** START OF Records supplied **

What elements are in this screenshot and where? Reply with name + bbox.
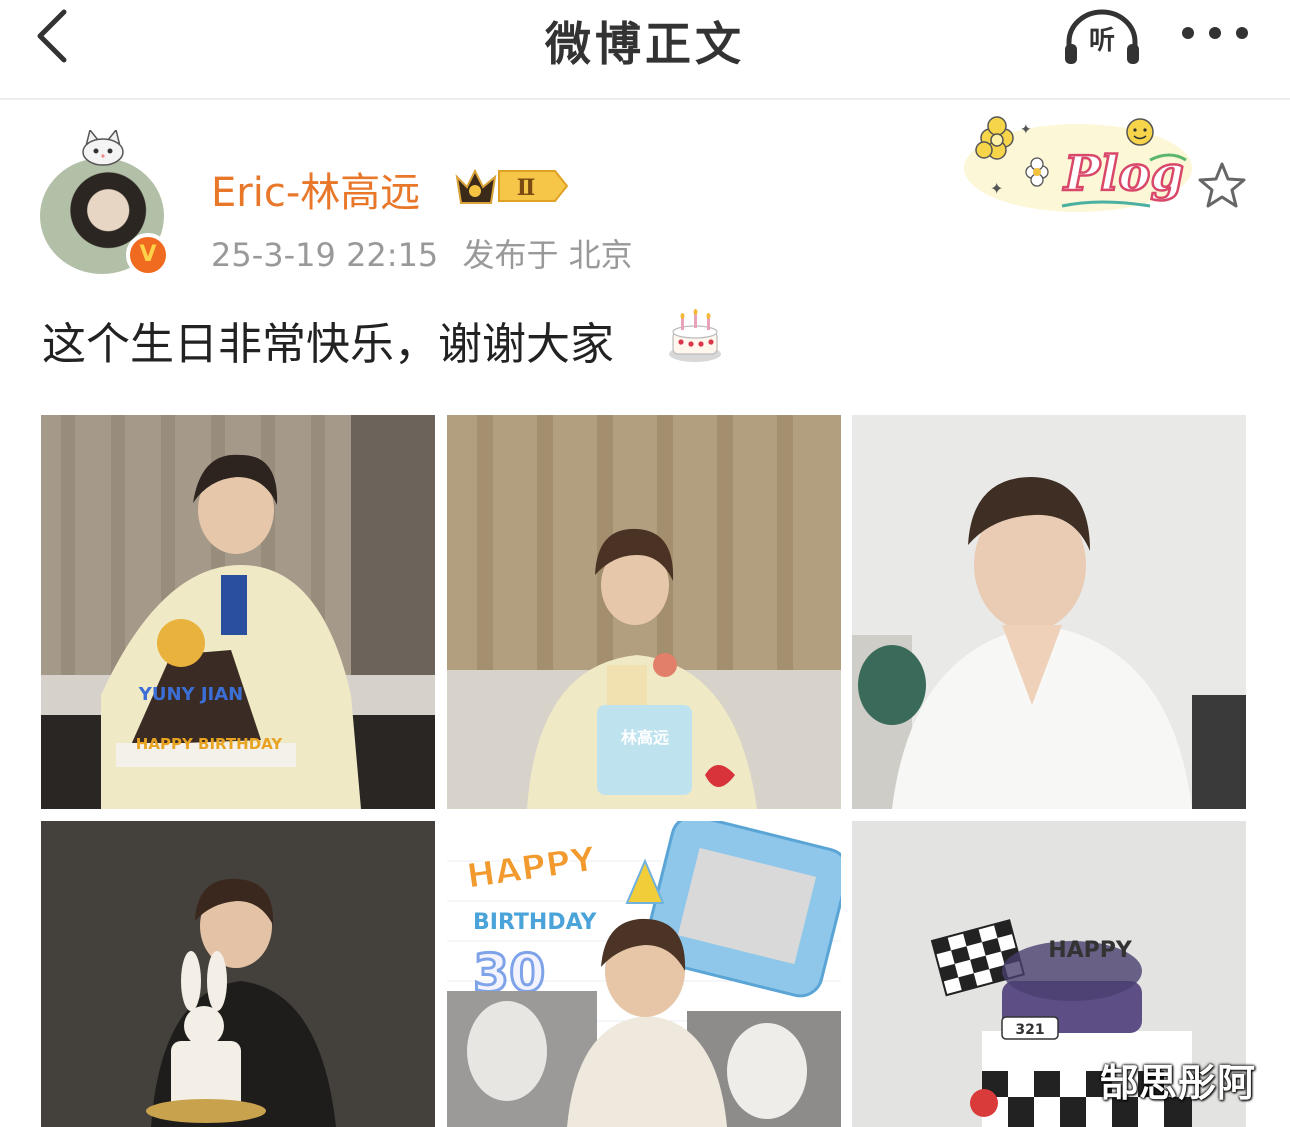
post-location: 发布于 北京: [462, 236, 633, 274]
cat-ears-accessory-icon: [82, 130, 124, 166]
photo-5-image: HAPPY BIRTHDAY 30: [447, 821, 841, 1127]
listen-button[interactable]: 听: [1063, 8, 1141, 66]
photo-1[interactable]: YUNY JIAN HAPPY BIRTHDAY: [41, 415, 435, 809]
birthday-text: BIRTHDAY: [473, 910, 598, 935]
listen-label: 听: [1088, 26, 1115, 56]
post-timestamp: 25-3-19 22:15: [211, 236, 439, 274]
birthday-cake-emoji-icon: [669, 309, 721, 362]
license-plate-text: 321: [1015, 1022, 1044, 1038]
cake-text: 林高远: [621, 728, 669, 747]
more-options-button[interactable]: [1176, 18, 1254, 48]
smiley-icon: [1126, 118, 1154, 146]
photo-3[interactable]: [852, 415, 1246, 809]
photo-1-image: YUNY JIAN HAPPY BIRTHDAY: [41, 415, 435, 809]
photo-2-image: 林高远: [447, 415, 841, 809]
more-dots-icon: [1182, 27, 1248, 39]
sparkle-icon: ✦: [1020, 122, 1032, 138]
post-text: 这个生日非常快乐，谢谢大家: [42, 319, 614, 370]
sparkle-icon: ✦: [990, 179, 1003, 198]
plog-sticker-icon: Plog ✦ ✦: [964, 116, 1192, 212]
vip-level-text: Ⅱ: [517, 175, 536, 201]
top-nav-bar: 微博正文 听: [0, 0, 1290, 100]
photo-2[interactable]: 林高远: [447, 415, 841, 809]
photo-5[interactable]: HAPPY BIRTHDAY 30: [447, 821, 841, 1127]
photo-4[interactable]: [41, 821, 435, 1127]
favorite-star-icon[interactable]: [1196, 160, 1248, 212]
verified-badge-icon: V: [126, 233, 170, 277]
photo-3-image: [852, 415, 1246, 809]
photo-4-image: [41, 821, 435, 1127]
username-link[interactable]: Eric-林高远: [211, 160, 420, 218]
post-meta: 25-3-19 22:15 发布于 北京: [211, 230, 633, 276]
watermark-text: 郜思彤阿: [1100, 1061, 1257, 1105]
cake-banner: HAPPY BIRTHDAY: [136, 735, 284, 753]
cake-topper-text: HAPPY: [1048, 938, 1133, 963]
vip-crown-badge-icon: Ⅱ: [455, 168, 569, 204]
cake-text: YUNY JIAN: [138, 684, 243, 705]
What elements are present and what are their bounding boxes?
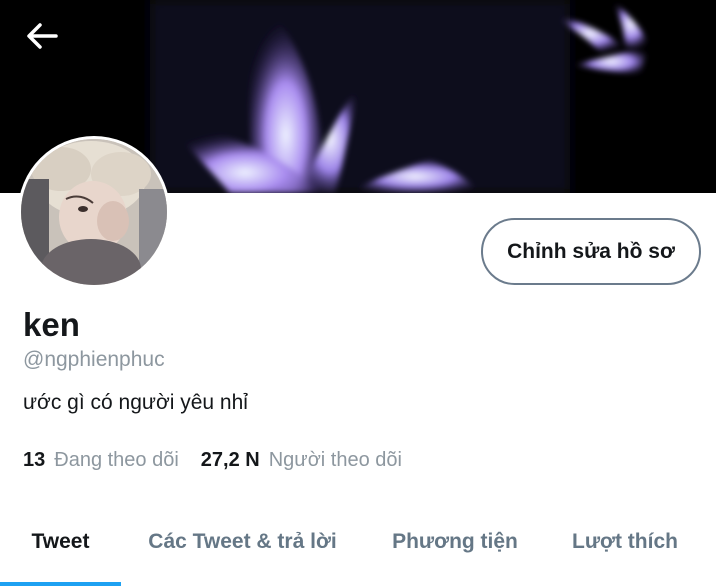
back-button[interactable] (26, 22, 80, 68)
followers-label: Người theo dõi (268, 449, 402, 471)
profile-page: Chỉnh sửa hồ sơ ken @ngphienphuc ước gì … (0, 0, 716, 586)
edit-profile-label: Chỉnh sửa hồ sơ (507, 239, 675, 263)
following-count: 13 (23, 449, 46, 471)
tab-likes[interactable]: Lượt thích (560, 512, 690, 572)
avatar[interactable] (18, 136, 170, 288)
edit-profile-button[interactable]: Chỉnh sửa hồ sơ (481, 218, 701, 285)
avatar-image (21, 139, 167, 285)
tab-tweets-and-replies[interactable]: Các Tweet & trả lời (130, 512, 355, 572)
followers-link[interactable]: 27,2 N Người theo dõi (201, 449, 402, 472)
profile-tabs: Tweet Các Tweet & trả lời Phương tiện Lư… (0, 512, 716, 586)
profile-stats: 13 Đang theo dõi 27,2 N Người theo dõi (23, 449, 402, 472)
followers-count: 27,2 N (200, 449, 260, 471)
active-tab-indicator (0, 582, 121, 586)
display-name: ken (23, 306, 80, 343)
profile-bio: ước gì có người yêu nhỉ (23, 391, 248, 414)
tab-media[interactable]: Phương tiện (380, 512, 530, 572)
following-link[interactable]: 13 Đang theo dõi (23, 449, 179, 472)
following-label: Đang theo dõi (54, 449, 179, 471)
tab-tweets[interactable]: Tweet (0, 512, 121, 572)
user-handle: @ngphienphuc (23, 348, 165, 371)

** END OF Records supplied **

### Short problem
Format the part of the material that opens with the line containing "post-location: 发布于 北京: [462, 236, 633, 274]" and closes with the line containing "photo-4[interactable]: [41, 821, 435, 1127]" as a JSON list of strings, one string per line, leaving out any blank lines.

### Task result
[
  "post-location: 发布于 北京: [462, 236, 633, 274]",
  "cat-ears-accessory-icon: [82, 130, 124, 166]",
  "photo-5-image: HAPPY BIRTHDAY 30: [447, 821, 841, 1127]",
  "listen-button[interactable]: 听: [1063, 8, 1141, 66]",
  "photo-1[interactable]: YUNY JIAN HAPPY BIRTHDAY: [41, 415, 435, 809]",
  "birthday-text: BIRTHDAY: [473, 910, 598, 935]",
  "listen-label: 听: [1088, 26, 1115, 56]",
  "post-timestamp: 25-3-19 22:15: [211, 236, 439, 274]",
  "birthday-cake-emoji-icon: [669, 309, 721, 362]",
  "license-plate-text: 321: [1015, 1022, 1044, 1038]",
  "cake-text: 林高远: [621, 728, 669, 747]",
  "more-options-button[interactable]: [1176, 18, 1254, 48]",
  "smiley-icon: [1126, 118, 1154, 146]",
  "photo-3[interactable]: [852, 415, 1246, 809]",
  "photo-1-image: YUNY JIAN HAPPY BIRTHDAY: [41, 415, 435, 809]",
  "photo-2-image: 林高远: [447, 415, 841, 809]",
  "more-dots-icon: [1182, 27, 1248, 39]",
  "sparkle-icon: ✦: [1020, 122, 1032, 138]",
  "post-text: 这个生日非常快乐，谢谢大家: [42, 319, 614, 370]",
  "sparkle-icon: ✦: [990, 179, 1003, 198]",
  "plog-sticker-icon: Plog ✦ ✦: [964, 116, 1192, 212]",
  "vip-level-text: Ⅱ: [517, 175, 536, 201]",
  "top-nav-bar: 微博正文 听: [0, 0, 1290, 100]",
  "photo-2[interactable]: 林高远: [447, 415, 841, 809]",
  "photo-5[interactable]: HAPPY BIRTHDAY 30: [447, 821, 841, 1127]",
  "photo-4[interactable]: [41, 821, 435, 1127]"
]